### Task to complete
Look through the records below, and copy out every line that holds the string "JSON".

-- START OF Available data --

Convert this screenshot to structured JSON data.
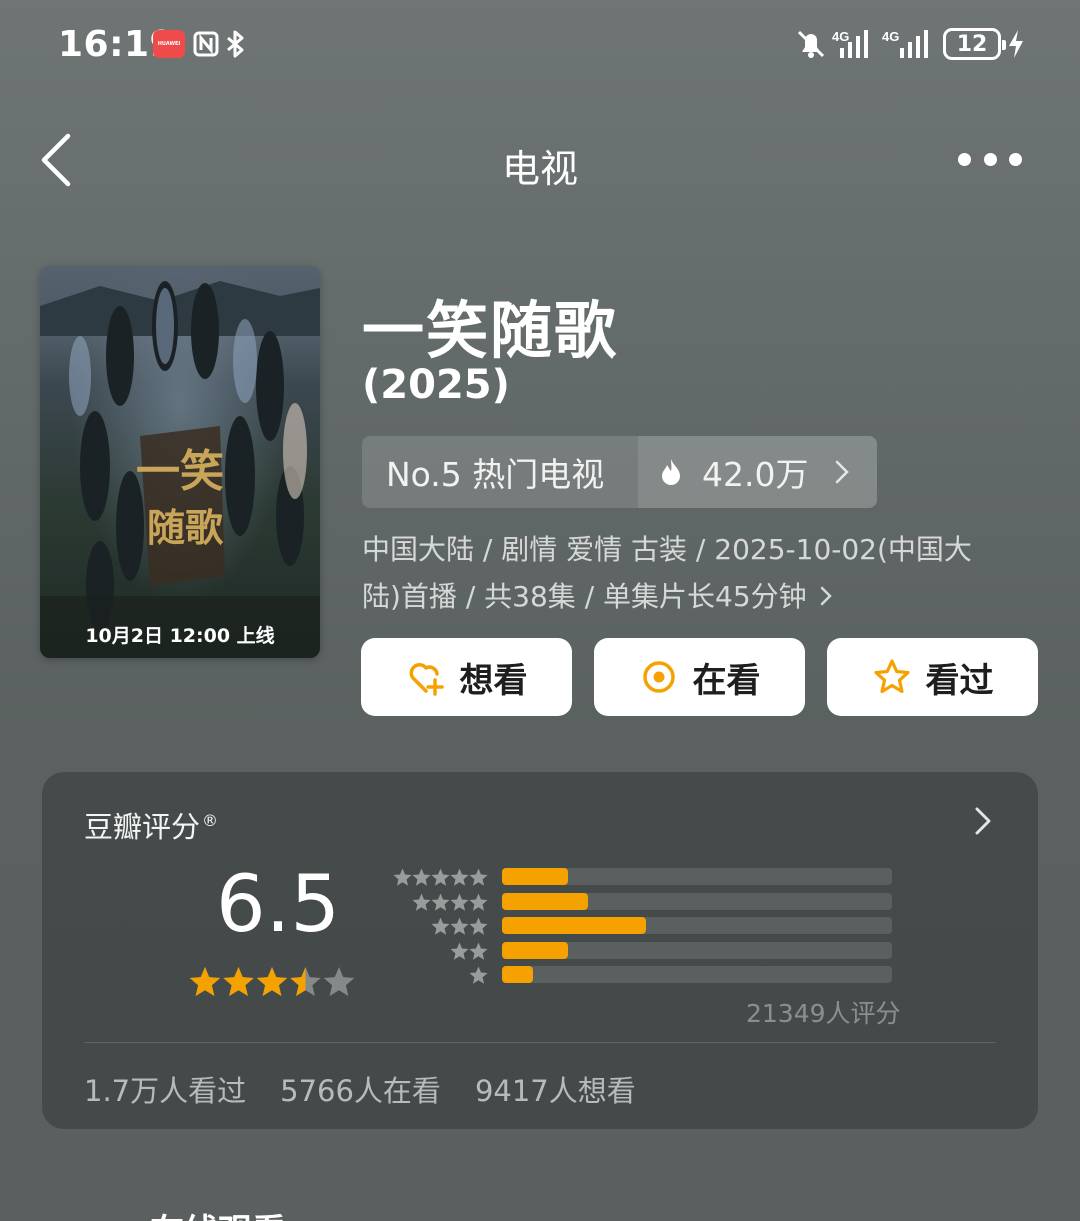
{
  "status_bar": {
    "time": "16:19",
    "badge": "HUAWEI",
    "battery": "12",
    "icons": [
      "huawei-app-icon",
      "nfc-icon",
      "bluetooth-icon",
      "mute-icon",
      "signal-4g-icon",
      "signal-4g-icon",
      "battery-icon",
      "charging-icon"
    ]
  },
  "nav": {
    "title": "电视",
    "back_icon": "chevron-left-icon",
    "more_icon": "more-horizontal-icon"
  },
  "poster": {
    "date_text": "10月2日 12:00 上线"
  },
  "show": {
    "title": "一笑随歌",
    "year": "(2025)",
    "rank_label": "No.5 热门电视",
    "heat_value": "42.0万",
    "meta_line1": "中国大陆 / 剧情 爱情 古装 / 2025-10-02(中国大",
    "meta_line2": "陆)首播 / 共38集 / 单集片长45分钟"
  },
  "actions": {
    "want": "想看",
    "watching": "在看",
    "watched": "看过"
  },
  "rating": {
    "heading": "豆瓣评分",
    "reg_mark": "®",
    "score": "6.5",
    "stars_value": 3.5,
    "stars_max": 5,
    "distribution": [
      {
        "stars": 5,
        "fraction": 0.17
      },
      {
        "stars": 4,
        "fraction": 0.22
      },
      {
        "stars": 3,
        "fraction": 0.37
      },
      {
        "stars": 2,
        "fraction": 0.17
      },
      {
        "stars": 1,
        "fraction": 0.08
      }
    ],
    "count_text": "21349人评分",
    "stats": {
      "watched": "1.7万人看过",
      "watching": "5766人在看",
      "want": "9417人想看"
    }
  },
  "next_section": {
    "heading": "在线观看"
  },
  "colors": {
    "accent": "#f5a200",
    "background": "#636a6a",
    "card": "#3a4141"
  }
}
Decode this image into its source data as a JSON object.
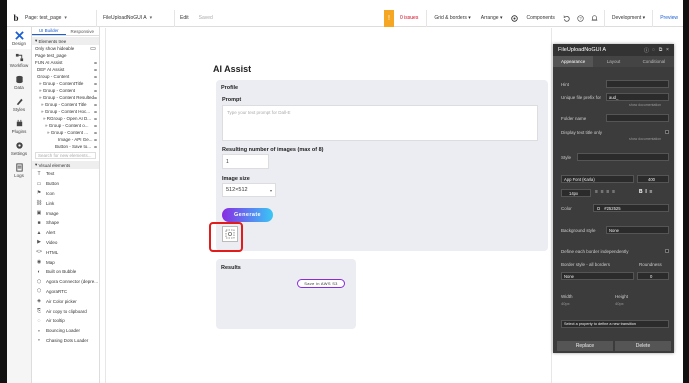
{
  "topbar": {
    "page_label": "Page: test_page",
    "element_label": "FileUploadNoGUI A",
    "edit": "Edit",
    "saved": "Saved",
    "issues": "0 issues",
    "grid": "Grid & borders",
    "arrange": "Arrange",
    "components": "Components",
    "development": "Development",
    "preview": "Preview"
  },
  "rail": [
    {
      "label": "Design",
      "icon": "design-icon"
    },
    {
      "label": "Workflow",
      "icon": "workflow-icon"
    },
    {
      "label": "Data",
      "icon": "data-icon"
    },
    {
      "label": "Styles",
      "icon": "styles-icon"
    },
    {
      "label": "Plugins",
      "icon": "plugins-icon"
    },
    {
      "label": "Settings",
      "icon": "settings-icon"
    },
    {
      "label": "Logs",
      "icon": "logs-icon"
    }
  ],
  "panel": {
    "tabs": [
      "UI Builder",
      "Responsive"
    ],
    "tree_header": "Elements tree",
    "only_hideable": "Only show hideable",
    "tree": [
      "Page test_page",
      "FUN AI Assist",
      "DEF AI Assist",
      "Group - Content",
      "» Group - ContentTitle",
      "» Group - Content",
      "» Group - Content Resulted",
      "» Group - Content Title",
      "» Group - Content Hoc...",
      "» RGroup - Open AI D...",
      "» Group - Content o...",
      "» Group - Content ...",
      "Image - API Ge...",
      "Button - Save to..."
    ],
    "search_placeholder": "Search for new elements...",
    "visual_header": "Visual elements",
    "visual": [
      {
        "label": "Text",
        "icon": "T"
      },
      {
        "label": "Button",
        "icon": "▭"
      },
      {
        "label": "Icon",
        "icon": "⚑"
      },
      {
        "label": "Link",
        "icon": "⛓"
      },
      {
        "label": "Image",
        "icon": "▣"
      },
      {
        "label": "Shape",
        "icon": "■"
      },
      {
        "label": "Alert",
        "icon": "▲"
      },
      {
        "label": "Video",
        "icon": "▶"
      },
      {
        "label": "HTML",
        "icon": "<>"
      },
      {
        "label": "Map",
        "icon": "◉"
      },
      {
        "label": "Built on Bubble",
        "icon": "◐"
      },
      {
        "label": "Agora Connector (depre...",
        "icon": "⬡"
      },
      {
        "label": "AgoraRTC",
        "icon": "⬡"
      },
      {
        "label": "Air Color picker",
        "icon": "◈"
      },
      {
        "label": "Air copy to clipboard",
        "icon": "⎘"
      },
      {
        "label": "Air tooltip",
        "icon": "◌"
      },
      {
        "label": "Bouncing Loader",
        "icon": "∘"
      },
      {
        "label": "Chasing Dots Loader",
        "icon": "∘"
      }
    ]
  },
  "main": {
    "title": "AI Assist",
    "profile_title": "Profile",
    "prompt_label": "Prompt",
    "prompt_placeholder": "Type your text prompt for Dall-E",
    "num_label": "Resulting number of images (max of 8)",
    "num_value": "1",
    "size_label": "Image size",
    "size_value": "512×512",
    "generate": "Generate",
    "results_title": "Results",
    "save_button": "Save in AWS S3"
  },
  "props": {
    "title": "FileUploadNoGUI A",
    "tabs": [
      "Appearance",
      "Layout",
      "Conditional"
    ],
    "hint_label": "Hint",
    "prefix_label": "Unique file prefix for",
    "prefix_value": "aud_",
    "show_doc": "show documentation",
    "folder_label": "Folder name",
    "display_title_label": "Display text title only",
    "style_label": "Style",
    "font": "App Font (Karla)",
    "weight": "400",
    "size": "14px",
    "color_label": "Color",
    "color_value": "#252525",
    "bg_label": "Background style",
    "bg_value": "None",
    "border_each": "Define each border independently",
    "border_style_label": "Border style - all borders",
    "roundness_label": "Roundness",
    "border_value": "None",
    "roundness_value": "0",
    "width_label": "Width",
    "width_value": "40px",
    "height_label": "Height",
    "height_value": "40px",
    "transition": "Select a property to define a new transition",
    "replace": "Replace",
    "delete": "Delete"
  }
}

-- END OF Available data --

### Solution for this exercise
Convert this screenshot to structured JSON data.
Decode this image into its source data as a JSON object.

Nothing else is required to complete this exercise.